Document segment:

■ ■ ■ ■ ■

Electronics Design AU
Power ElectronicsBatteriesSolved

LDO overheating and shutting down on a 2S Li-ion powered board

2 min read3 replies
Original Question

Asked by grumpy_otter7 ·

Got a board running off a 2S Li-ion pack (7.4V nominal, up to 8.4V fresh off the charger) feeding an LDO down to 3.3V for the MCU and a couple of sensors, pulling maybe 300 mA combined when everything's active. The regulator (a basic SOT-223 LDO) gets uncomfortably hot within a couple of minutes and the board browns out — I'm assuming thermal shutdown.

Board space is tight (it's a handheld enclosure) so I picked the LDO originally to keep the BOM and layout simple. Is there an easy fix here, or do I need to redesign the power stage?

From the knowledge baseLinear vs Switching Regulator: Which Should You Use?

3 Replies

beans4dinner
Accepted Answer

Do the math and the thermal shutdown stops being a mystery. At 8.4V in, 3.3V out, 300 mA load: (8.4 − 3.3) × 0.3 = 1.53 W dissipated as heat, in a SOT-223. That package's junction-to-ambient thermal resistance, even with a reasonable copper pour, is going to land you well over 100°C rise at that dissipation. It's not malfunctioning — it's doing exactly what a linear regulator does when you ask it to drop 5 volts at non-trivial current.

Simplest real fix: replace it with a buck converter. At ~90% efficiency you'd be dissipating roughly 0.15 W instead of 1.53 W for the same output — that's the whole argument for switching over linear once the drop and current both get past "tiny." There are buck modules in SOT-23/small-QFN packages now that aren't meaningfully bigger than the LDO you're replacing, so "no room for it" usually isn't actually true once you go looking.

■ ■ ■ ■ ■

Your tasks:
A) In the forum thread about the overheating LDO, how much power does the accepted answer calculate the regulator is dissipating as heat?
B) Continue the forum thread about the LDO overheating on a 2S Li-ion board from the point where it stops.

■ ■ ■ ■ ■

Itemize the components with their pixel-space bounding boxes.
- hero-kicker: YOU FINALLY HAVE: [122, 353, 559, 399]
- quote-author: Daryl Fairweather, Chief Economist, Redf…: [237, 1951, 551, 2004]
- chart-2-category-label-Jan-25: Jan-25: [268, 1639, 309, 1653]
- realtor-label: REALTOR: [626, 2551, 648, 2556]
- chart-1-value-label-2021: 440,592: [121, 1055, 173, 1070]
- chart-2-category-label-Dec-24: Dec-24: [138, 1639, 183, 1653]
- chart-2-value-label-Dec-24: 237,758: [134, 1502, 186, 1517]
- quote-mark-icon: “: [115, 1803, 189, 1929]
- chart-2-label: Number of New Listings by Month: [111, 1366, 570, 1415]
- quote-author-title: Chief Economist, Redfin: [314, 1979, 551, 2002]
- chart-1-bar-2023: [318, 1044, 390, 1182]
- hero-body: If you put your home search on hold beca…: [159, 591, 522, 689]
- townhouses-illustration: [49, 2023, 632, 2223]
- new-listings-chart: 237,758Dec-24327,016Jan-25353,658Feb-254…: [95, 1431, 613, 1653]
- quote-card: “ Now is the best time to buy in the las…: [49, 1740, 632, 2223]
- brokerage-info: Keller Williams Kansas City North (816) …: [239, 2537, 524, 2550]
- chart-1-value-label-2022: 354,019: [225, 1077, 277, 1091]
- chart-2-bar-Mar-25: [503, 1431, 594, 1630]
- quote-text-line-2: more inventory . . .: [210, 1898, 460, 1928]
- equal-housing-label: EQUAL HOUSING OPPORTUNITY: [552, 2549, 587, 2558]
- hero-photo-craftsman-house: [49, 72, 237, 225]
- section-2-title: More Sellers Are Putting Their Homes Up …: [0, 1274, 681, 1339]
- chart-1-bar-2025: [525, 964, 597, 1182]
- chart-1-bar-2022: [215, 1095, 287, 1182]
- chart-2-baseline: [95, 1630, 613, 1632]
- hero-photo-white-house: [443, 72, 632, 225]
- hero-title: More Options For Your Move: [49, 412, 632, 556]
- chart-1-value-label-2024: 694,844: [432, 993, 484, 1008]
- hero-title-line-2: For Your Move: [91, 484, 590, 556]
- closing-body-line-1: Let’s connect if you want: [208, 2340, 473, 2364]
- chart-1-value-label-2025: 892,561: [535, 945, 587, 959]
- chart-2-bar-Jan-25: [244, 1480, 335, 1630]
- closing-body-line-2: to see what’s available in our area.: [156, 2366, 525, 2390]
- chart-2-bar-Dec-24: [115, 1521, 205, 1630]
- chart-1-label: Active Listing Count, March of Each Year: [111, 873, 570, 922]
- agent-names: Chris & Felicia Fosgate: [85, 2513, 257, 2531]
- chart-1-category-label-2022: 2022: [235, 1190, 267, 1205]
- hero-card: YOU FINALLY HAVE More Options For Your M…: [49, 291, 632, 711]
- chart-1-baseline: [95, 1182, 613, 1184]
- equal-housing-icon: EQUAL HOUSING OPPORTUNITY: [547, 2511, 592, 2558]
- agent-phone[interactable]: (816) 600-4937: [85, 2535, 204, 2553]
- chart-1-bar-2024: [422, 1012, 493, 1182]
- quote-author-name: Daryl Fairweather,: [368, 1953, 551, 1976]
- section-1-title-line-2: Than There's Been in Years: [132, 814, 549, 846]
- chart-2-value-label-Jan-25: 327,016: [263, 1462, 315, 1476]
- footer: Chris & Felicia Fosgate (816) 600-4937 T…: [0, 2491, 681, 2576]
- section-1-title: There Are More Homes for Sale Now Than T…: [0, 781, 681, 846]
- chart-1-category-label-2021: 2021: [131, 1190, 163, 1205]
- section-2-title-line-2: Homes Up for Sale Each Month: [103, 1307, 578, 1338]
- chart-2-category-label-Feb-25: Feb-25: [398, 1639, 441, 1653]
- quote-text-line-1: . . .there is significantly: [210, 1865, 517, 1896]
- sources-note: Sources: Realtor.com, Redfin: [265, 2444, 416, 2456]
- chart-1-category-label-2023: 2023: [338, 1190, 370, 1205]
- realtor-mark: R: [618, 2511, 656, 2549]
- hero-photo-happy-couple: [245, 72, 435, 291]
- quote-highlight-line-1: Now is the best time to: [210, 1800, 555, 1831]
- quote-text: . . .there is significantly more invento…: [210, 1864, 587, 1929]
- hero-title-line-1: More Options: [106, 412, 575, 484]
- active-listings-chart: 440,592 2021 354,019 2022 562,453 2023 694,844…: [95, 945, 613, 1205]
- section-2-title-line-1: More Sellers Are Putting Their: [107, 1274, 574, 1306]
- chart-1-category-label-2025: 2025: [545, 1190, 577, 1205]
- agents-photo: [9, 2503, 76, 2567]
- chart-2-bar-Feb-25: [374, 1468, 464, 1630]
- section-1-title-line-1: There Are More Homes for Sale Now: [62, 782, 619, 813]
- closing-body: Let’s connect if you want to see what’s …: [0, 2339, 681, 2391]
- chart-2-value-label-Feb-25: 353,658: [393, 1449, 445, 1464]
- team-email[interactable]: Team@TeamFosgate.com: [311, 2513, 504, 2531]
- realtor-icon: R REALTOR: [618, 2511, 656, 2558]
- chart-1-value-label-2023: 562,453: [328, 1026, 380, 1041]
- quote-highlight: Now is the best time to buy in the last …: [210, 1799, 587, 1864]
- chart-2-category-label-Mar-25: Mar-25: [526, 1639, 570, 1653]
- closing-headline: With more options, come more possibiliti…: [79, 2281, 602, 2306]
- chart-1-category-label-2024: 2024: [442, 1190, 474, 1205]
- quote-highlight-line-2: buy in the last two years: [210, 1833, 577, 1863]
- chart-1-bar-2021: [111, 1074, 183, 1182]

■ ■ ■ ■ ■

Task-by-task outputs:
A) 1.53 W

B)
grumpy_otter7

Yeah, the math tracks with what I'm seeing on the thermal camera. Before I redo the layout for a buck — is there any way to claw back some margin and keep the LDO, given how tight this enclosure already is? Even buying time until the next revision would help.

beans4dinner

A couple of things buy you margin, but neither changes the physics:

  • More copper pour under and around the SOT-223 tab, with thermal vias down to an internal/bottom layer plane, can meaningfully lower junction-to-ambient resistance. Won't fix 1.5 W in a tiny enclosure, but it's worth doing regardless.
  • If you genuinely can't fit a buck this revision, pre-regulate with a small, inexpensive buck down to ~4–4.2V first, then run your existing LDO from that into 3.3V. Drop becomes under 1V instead of 5V, dissipation drops below 300 mW, and you keep the LDO's clean, low-noise output for the sensors if that mattered to you in the first place.

For a handheld product shipping in volume, though, I'd just do the buck properly next rev rather than carry a band-aid forward. When you do, PCB layout for switching regulators is worth reading before you start placing components — the switching-node copper area and input cap placement are where most first-spin buck designs create their own problems.